* Work to complete: Write the records below out in full, character for character, with no pictures.
:: Excerpted data
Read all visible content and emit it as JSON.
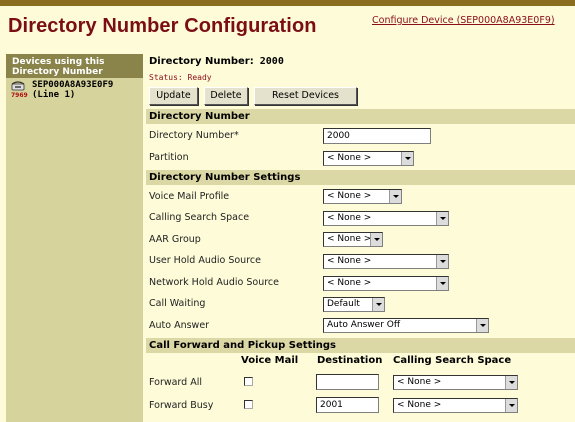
{
  "header": {
    "title": "Directory Number Configuration",
    "configure_link": "Configure Device (SEP000A8A93E0F9)"
  },
  "sidebar": {
    "heading": "Devices using this Directory Number",
    "device": {
      "name": "SEP000A8A93E0F9",
      "line": "(Line 1)",
      "extension_label": "7969",
      "icon": "phone-icon"
    }
  },
  "main": {
    "dn_label": "Directory Number:",
    "dn_value": "2000",
    "status": "Status: Ready",
    "buttons": {
      "update": "Update",
      "delete": "Delete",
      "reset": "Reset Devices"
    },
    "sections": {
      "directory_number": "Directory Number",
      "dn_settings": "Directory Number Settings",
      "call_forward": "Call Forward and Pickup Settings"
    },
    "fields": {
      "directory_number": {
        "label": "Directory Number*",
        "value": "2000"
      },
      "partition": {
        "label": "Partition",
        "value": "< None >"
      },
      "voice_mail_profile": {
        "label": "Voice Mail Profile",
        "value": "< None >"
      },
      "calling_search_space": {
        "label": "Calling Search Space",
        "value": "< None >"
      },
      "aar_group": {
        "label": "AAR Group",
        "value": "< None >"
      },
      "user_hold_audio": {
        "label": "User Hold Audio Source",
        "value": "< None >"
      },
      "network_hold_audio": {
        "label": "Network Hold Audio Source",
        "value": "< None >"
      },
      "call_waiting": {
        "label": "Call Waiting",
        "value": "Default"
      },
      "auto_answer": {
        "label": "Auto Answer",
        "value": "Auto Answer Off"
      }
    },
    "forward_columns": {
      "voice_mail": "Voice Mail",
      "destination": "Destination",
      "css": "Calling Search Space"
    },
    "forward_rows": [
      {
        "label": "Forward All",
        "voice_mail_checked": false,
        "destination": "",
        "css": "< None >"
      },
      {
        "label": "Forward Busy",
        "voice_mail_checked": false,
        "destination": "2001",
        "css": "< None >"
      }
    ]
  },
  "colors": {
    "title": "#7a0e14",
    "background": "#fdfbd8",
    "section": "#dcd8a6",
    "sidebar": "#d6d39d"
  }
}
::::
* Exercise solution:
Read all visible content and emit it as JSON.
{
  "header": {
    "title": "Directory Number Configuration",
    "configure_link": "Configure Device (SEP000A8A93E0F9)"
  },
  "sidebar": {
    "heading": "Devices using this Directory Number",
    "device": {
      "name": "SEP000A8A93E0F9",
      "line": "(Line 1)",
      "extension_label": "7969",
      "icon": "phone-icon"
    }
  },
  "main": {
    "dn_label": "Directory Number:",
    "dn_value": "2000",
    "status": "Status: Ready",
    "buttons": {
      "update": "Update",
      "delete": "Delete",
      "reset": "Reset Devices"
    },
    "sections": {
      "directory_number": "Directory Number",
      "dn_settings": "Directory Number Settings",
      "call_forward": "Call Forward and Pickup Settings"
    },
    "fields": {
      "directory_number": {
        "label": "Directory Number*",
        "value": "2000"
      },
      "partition": {
        "label": "Partition",
        "value": "< None >"
      },
      "voice_mail_profile": {
        "label": "Voice Mail Profile",
        "value": "< None >"
      },
      "calling_search_space": {
        "label": "Calling Search Space",
        "value": "< None >"
      },
      "aar_group": {
        "label": "AAR Group",
        "value": "< None >"
      },
      "user_hold_audio": {
        "label": "User Hold Audio Source",
        "value": "< None >"
      },
      "network_hold_audio": {
        "label": "Network Hold Audio Source",
        "value": "< None >"
      },
      "call_waiting": {
        "label": "Call Waiting",
        "value": "Default"
      },
      "auto_answer": {
        "label": "Auto Answer",
        "value": "Auto Answer Off"
      }
    },
    "forward_columns": {
      "voice_mail": "Voice Mail",
      "destination": "Destination",
      "css": "Calling Search Space"
    },
    "forward_rows": [
      {
        "label": "Forward All",
        "voice_mail_checked": false,
        "destination": "",
        "css": "< None >"
      },
      {
        "label": "Forward Busy",
        "voice_mail_checked": false,
        "destination": "2001",
        "css": "< None >"
      }
    ]
  },
  "colors": {
    "title": "#7a0e14",
    "background": "#fdfbd8",
    "section": "#dcd8a6",
    "sidebar": "#d6d39d"
  }
}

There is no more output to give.